Down to the final line, print the records below exactly and without pictures.

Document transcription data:
-- Opening Marker --

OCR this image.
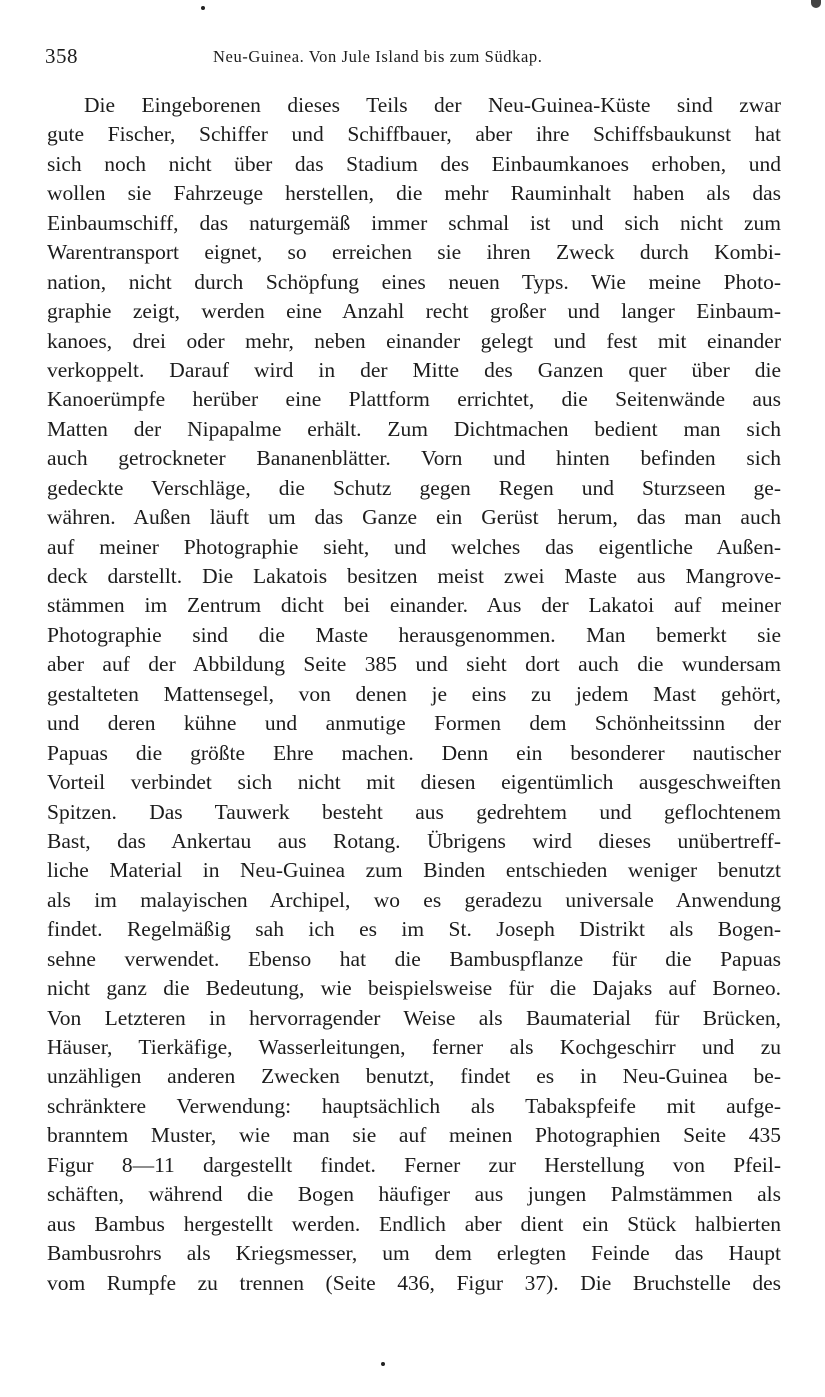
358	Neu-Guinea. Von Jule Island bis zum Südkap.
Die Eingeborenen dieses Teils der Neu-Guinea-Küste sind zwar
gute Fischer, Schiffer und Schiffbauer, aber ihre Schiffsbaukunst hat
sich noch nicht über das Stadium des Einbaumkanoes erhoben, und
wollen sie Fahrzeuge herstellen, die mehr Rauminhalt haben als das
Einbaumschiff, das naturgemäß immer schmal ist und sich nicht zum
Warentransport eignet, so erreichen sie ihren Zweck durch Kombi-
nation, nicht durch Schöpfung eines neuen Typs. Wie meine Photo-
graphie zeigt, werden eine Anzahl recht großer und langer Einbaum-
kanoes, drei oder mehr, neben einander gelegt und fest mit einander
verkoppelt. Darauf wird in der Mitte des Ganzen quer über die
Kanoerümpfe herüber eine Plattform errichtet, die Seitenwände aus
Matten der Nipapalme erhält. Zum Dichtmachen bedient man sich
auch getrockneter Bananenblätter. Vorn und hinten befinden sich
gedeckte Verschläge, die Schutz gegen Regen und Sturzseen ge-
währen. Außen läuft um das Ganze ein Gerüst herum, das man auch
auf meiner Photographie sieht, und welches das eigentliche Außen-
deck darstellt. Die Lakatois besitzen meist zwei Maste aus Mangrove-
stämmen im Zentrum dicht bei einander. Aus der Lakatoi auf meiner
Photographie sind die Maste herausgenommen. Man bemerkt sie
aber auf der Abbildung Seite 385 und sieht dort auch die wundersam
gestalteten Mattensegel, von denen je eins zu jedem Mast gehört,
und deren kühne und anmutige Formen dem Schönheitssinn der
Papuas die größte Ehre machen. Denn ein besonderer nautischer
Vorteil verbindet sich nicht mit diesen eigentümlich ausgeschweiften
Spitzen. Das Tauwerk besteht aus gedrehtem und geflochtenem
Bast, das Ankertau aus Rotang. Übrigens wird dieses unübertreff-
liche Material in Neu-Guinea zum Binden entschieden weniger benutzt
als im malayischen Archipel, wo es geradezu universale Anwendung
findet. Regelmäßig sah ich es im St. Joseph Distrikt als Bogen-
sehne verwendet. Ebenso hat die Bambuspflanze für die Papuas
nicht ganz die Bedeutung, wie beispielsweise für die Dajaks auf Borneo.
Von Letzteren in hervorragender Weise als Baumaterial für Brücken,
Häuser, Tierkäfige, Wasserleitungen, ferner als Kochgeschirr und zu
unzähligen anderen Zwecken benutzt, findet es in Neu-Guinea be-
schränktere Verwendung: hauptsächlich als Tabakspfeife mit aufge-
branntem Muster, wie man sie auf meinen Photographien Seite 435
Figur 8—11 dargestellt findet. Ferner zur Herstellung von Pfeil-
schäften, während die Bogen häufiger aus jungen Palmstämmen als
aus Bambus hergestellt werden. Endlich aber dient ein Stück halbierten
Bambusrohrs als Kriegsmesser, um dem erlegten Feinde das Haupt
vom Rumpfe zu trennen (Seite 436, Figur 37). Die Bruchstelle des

-- Closing Marker --

## [RESPONSE TO THE TASK]
OCR this image.
358	Neu-Guinea. Von Jule Island bis zum Südkap.
Die Eingeborenen dieses Teils der Neu-Guinea-Küste sind zwar
gute Fischer, Schiffer und Schiffbauer, aber ihre Schiffsbaukunst hat
sich noch nicht über das Stadium des Einbaumkanoes erhoben, und
wollen sie Fahrzeuge herstellen, die mehr Rauminhalt haben als das
Einbaumschiff, das naturgemäß immer schmal ist und sich nicht zum
Warentransport eignet, so erreichen sie ihren Zweck durch Kombi-
nation, nicht durch Schöpfung eines neuen Typs. Wie meine Photo-
graphie zeigt, werden eine Anzahl recht großer und langer Einbaum-
kanoes, drei oder mehr, neben einander gelegt und fest mit einander
verkoppelt. Darauf wird in der Mitte des Ganzen quer über die
Kanoerümpfe herüber eine Plattform errichtet, die Seitenwände aus
Matten der Nipapalme erhält. Zum Dichtmachen bedient man sich
auch getrockneter Bananenblätter. Vorn und hinten befinden sich
gedeckte Verschläge, die Schutz gegen Regen und Sturzseen ge-
währen. Außen läuft um das Ganze ein Gerüst herum, das man auch
auf meiner Photographie sieht, und welches das eigentliche Außen-
deck darstellt. Die Lakatois besitzen meist zwei Maste aus Mangrove-
stämmen im Zentrum dicht bei einander. Aus der Lakatoi auf meiner
Photographie sind die Maste herausgenommen. Man bemerkt sie
aber auf der Abbildung Seite 385 und sieht dort auch die wundersam
gestalteten Mattensegel, von denen je eins zu jedem Mast gehört,
und deren kühne und anmutige Formen dem Schönheitssinn der
Papuas die größte Ehre machen. Denn ein besonderer nautischer
Vorteil verbindet sich nicht mit diesen eigentümlich ausgeschweiften
Spitzen. Das Tauwerk besteht aus gedrehtem und geflochtenem
Bast, das Ankertau aus Rotang. Übrigens wird dieses unübertreff-
liche Material in Neu-Guinea zum Binden entschieden weniger benutzt
als im malayischen Archipel, wo es geradezu universale Anwendung
findet. Regelmäßig sah ich es im St. Joseph Distrikt als Bogen-
sehne verwendet. Ebenso hat die Bambuspflanze für die Papuas
nicht ganz die Bedeutung, wie beispielsweise für die Dajaks auf Borneo.
Von Letzteren in hervorragender Weise als Baumaterial für Brücken,
Häuser, Tierkäfige, Wasserleitungen, ferner als Kochgeschirr und zu
unzähligen anderen Zwecken benutzt, findet es in Neu-Guinea be-
schränktere Verwendung: hauptsächlich als Tabakspfeife mit aufge-
branntem Muster, wie man sie auf meinen Photographien Seite 435
Figur 8—11 dargestellt findet. Ferner zur Herstellung von Pfeil-
schäften, während die Bogen häufiger aus jungen Palmstämmen als
aus Bambus hergestellt werden. Endlich aber dient ein Stück halbierten
Bambusrohrs als Kriegsmesser, um dem erlegten Feinde das Haupt
vom Rumpfe zu trennen (Seite 436, Figur 37). Die Bruchstelle des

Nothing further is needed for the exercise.